§ PROBLEM DESCRIPTION:
Whenever a line below holds the word "JSON", copy that line.

§ EXERCISE INPUT:
▬▬▬▬▬▬

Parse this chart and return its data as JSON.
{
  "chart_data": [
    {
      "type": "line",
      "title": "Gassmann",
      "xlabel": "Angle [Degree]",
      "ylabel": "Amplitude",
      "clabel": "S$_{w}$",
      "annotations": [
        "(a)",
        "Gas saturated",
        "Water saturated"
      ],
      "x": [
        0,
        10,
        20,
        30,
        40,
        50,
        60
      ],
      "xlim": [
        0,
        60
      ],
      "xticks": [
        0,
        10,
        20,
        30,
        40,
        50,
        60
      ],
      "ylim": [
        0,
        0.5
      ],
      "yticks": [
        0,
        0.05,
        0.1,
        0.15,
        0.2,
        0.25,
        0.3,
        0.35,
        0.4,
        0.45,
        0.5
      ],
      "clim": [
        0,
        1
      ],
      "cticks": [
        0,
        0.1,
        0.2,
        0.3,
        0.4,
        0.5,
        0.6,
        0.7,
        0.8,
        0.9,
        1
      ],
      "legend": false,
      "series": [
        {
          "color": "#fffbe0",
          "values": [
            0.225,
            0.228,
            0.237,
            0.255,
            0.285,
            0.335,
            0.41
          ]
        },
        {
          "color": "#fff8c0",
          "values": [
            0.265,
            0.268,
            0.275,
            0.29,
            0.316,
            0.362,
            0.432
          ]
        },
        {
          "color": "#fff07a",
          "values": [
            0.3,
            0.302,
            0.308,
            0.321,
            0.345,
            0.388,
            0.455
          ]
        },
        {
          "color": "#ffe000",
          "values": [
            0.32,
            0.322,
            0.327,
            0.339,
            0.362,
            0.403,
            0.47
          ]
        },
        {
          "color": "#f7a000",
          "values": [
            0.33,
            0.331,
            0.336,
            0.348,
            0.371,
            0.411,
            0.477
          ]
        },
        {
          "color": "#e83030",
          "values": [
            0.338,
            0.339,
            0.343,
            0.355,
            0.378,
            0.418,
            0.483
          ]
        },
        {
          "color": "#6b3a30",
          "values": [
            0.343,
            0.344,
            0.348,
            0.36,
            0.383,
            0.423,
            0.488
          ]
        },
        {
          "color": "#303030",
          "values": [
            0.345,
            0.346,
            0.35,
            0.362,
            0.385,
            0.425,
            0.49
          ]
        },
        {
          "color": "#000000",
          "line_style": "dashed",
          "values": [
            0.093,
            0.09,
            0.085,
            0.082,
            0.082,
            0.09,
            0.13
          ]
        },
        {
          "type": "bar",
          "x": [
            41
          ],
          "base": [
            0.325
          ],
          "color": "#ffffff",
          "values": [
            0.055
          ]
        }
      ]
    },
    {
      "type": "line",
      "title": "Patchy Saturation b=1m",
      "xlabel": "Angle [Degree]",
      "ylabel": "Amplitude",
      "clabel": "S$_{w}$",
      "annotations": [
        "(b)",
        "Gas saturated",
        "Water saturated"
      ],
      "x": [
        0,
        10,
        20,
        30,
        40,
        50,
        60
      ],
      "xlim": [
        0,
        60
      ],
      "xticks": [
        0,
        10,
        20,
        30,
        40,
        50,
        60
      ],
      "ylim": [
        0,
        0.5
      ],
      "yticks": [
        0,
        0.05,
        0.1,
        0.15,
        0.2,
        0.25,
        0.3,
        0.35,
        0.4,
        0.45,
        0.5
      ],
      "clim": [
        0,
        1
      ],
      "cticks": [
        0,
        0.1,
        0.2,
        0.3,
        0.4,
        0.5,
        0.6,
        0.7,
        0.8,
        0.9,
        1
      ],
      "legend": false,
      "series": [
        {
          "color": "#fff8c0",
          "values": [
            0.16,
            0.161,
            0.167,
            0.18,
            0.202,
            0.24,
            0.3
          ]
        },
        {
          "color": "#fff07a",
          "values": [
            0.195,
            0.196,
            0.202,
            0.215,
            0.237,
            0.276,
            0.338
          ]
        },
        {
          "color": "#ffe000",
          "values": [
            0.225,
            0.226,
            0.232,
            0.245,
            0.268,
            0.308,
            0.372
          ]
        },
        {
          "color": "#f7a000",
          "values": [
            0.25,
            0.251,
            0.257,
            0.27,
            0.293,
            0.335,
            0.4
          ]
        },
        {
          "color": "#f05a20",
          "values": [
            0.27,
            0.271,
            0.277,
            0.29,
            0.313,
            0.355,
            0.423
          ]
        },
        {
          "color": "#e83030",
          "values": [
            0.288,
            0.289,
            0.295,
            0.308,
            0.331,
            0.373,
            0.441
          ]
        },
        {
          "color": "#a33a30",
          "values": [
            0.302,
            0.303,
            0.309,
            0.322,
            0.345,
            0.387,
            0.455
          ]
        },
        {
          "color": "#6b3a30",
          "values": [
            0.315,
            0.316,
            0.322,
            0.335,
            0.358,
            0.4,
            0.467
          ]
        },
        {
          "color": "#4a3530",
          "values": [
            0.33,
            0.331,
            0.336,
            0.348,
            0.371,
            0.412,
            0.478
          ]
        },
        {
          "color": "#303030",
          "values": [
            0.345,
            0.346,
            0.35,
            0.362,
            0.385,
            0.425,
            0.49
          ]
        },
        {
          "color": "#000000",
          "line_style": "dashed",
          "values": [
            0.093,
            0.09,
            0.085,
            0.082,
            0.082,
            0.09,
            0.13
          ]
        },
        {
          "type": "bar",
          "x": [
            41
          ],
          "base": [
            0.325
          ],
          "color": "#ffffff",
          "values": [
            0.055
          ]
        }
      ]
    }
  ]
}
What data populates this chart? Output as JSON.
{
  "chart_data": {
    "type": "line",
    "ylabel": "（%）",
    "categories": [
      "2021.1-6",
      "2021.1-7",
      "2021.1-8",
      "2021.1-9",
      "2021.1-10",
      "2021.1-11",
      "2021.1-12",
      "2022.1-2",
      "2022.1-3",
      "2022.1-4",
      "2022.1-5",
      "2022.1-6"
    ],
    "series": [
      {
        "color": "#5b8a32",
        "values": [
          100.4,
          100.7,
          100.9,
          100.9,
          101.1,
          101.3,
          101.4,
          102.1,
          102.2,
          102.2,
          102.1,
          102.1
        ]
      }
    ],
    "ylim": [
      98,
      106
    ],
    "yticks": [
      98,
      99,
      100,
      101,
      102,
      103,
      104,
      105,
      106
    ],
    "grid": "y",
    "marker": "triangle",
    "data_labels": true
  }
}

▬▬▬▬▬▬

§ PROBLEM SOLUTION:
Parse this chart and return its data as JSON.
What data populates this chart? Output as JSON.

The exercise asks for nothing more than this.